▸ **The task**: Find the lines holding "name" and copy them.

▸ **Data supplied**:
□ □ □

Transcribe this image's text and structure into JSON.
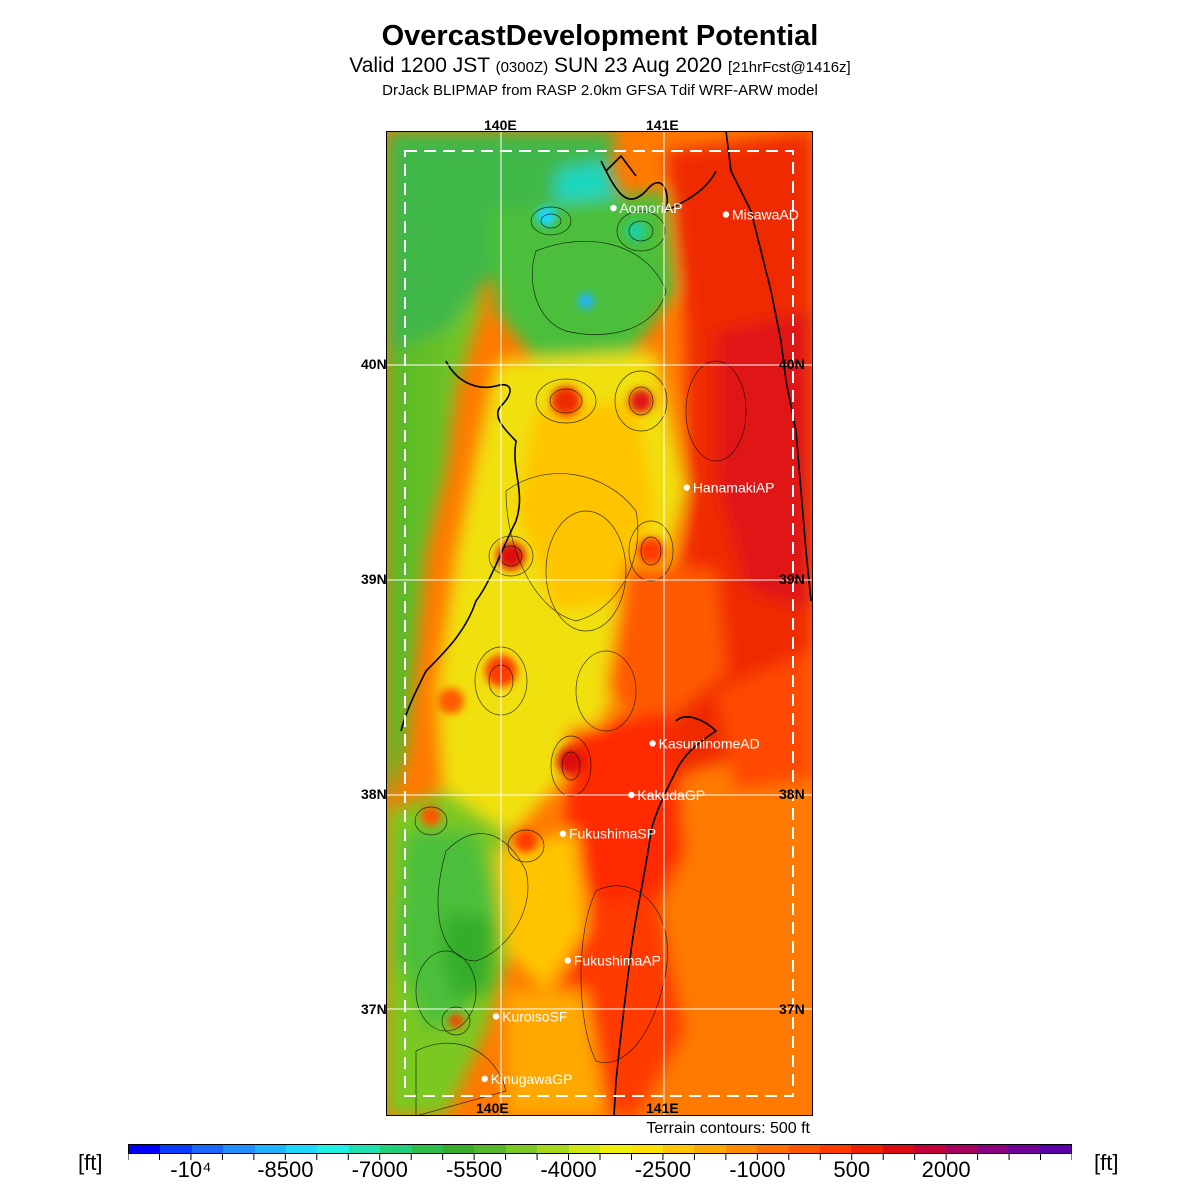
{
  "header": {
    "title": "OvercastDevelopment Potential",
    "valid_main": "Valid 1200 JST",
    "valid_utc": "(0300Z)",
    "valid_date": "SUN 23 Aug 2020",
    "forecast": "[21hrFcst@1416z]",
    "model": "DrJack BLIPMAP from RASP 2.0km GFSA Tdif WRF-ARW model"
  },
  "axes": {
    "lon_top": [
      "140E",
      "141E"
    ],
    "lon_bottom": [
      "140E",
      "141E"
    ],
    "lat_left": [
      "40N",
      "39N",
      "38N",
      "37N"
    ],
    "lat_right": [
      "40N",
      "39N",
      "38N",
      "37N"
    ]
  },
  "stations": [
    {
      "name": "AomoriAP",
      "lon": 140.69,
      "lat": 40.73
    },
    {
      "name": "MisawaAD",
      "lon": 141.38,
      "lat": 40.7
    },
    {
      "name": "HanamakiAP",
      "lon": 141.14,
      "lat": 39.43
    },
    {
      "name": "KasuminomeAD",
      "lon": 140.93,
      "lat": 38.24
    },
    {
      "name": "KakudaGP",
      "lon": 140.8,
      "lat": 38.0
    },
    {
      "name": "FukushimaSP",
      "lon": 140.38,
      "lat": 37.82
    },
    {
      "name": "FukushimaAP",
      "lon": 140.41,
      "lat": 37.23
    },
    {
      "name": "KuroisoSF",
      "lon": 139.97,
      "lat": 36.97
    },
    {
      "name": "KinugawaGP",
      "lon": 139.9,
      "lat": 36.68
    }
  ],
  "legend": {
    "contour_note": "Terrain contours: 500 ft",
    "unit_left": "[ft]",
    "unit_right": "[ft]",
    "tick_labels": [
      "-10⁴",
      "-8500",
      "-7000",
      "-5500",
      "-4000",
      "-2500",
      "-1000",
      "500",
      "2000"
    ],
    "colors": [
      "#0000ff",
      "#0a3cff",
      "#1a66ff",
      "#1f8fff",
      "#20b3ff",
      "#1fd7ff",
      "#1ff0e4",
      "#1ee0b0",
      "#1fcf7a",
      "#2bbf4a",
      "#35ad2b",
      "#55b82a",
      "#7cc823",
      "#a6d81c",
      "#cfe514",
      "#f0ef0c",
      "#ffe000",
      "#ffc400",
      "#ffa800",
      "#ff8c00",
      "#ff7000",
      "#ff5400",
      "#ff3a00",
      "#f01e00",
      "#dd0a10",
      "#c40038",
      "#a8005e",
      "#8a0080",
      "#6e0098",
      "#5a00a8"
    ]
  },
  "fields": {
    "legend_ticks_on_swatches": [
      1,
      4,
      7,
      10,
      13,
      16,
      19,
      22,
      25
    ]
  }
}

□ □ □

▸ **Worked solution**:
      "name": "AomoriAP",
      "name": "MisawaAD",
      "name": "HanamakiAP",
      "name": "KasuminomeAD",
      "name": "KakudaGP",
      "name": "FukushimaSP",
      "name": "FukushimaAP",
      "name": "KuroisoSF",
      "name": "KinugawaGP",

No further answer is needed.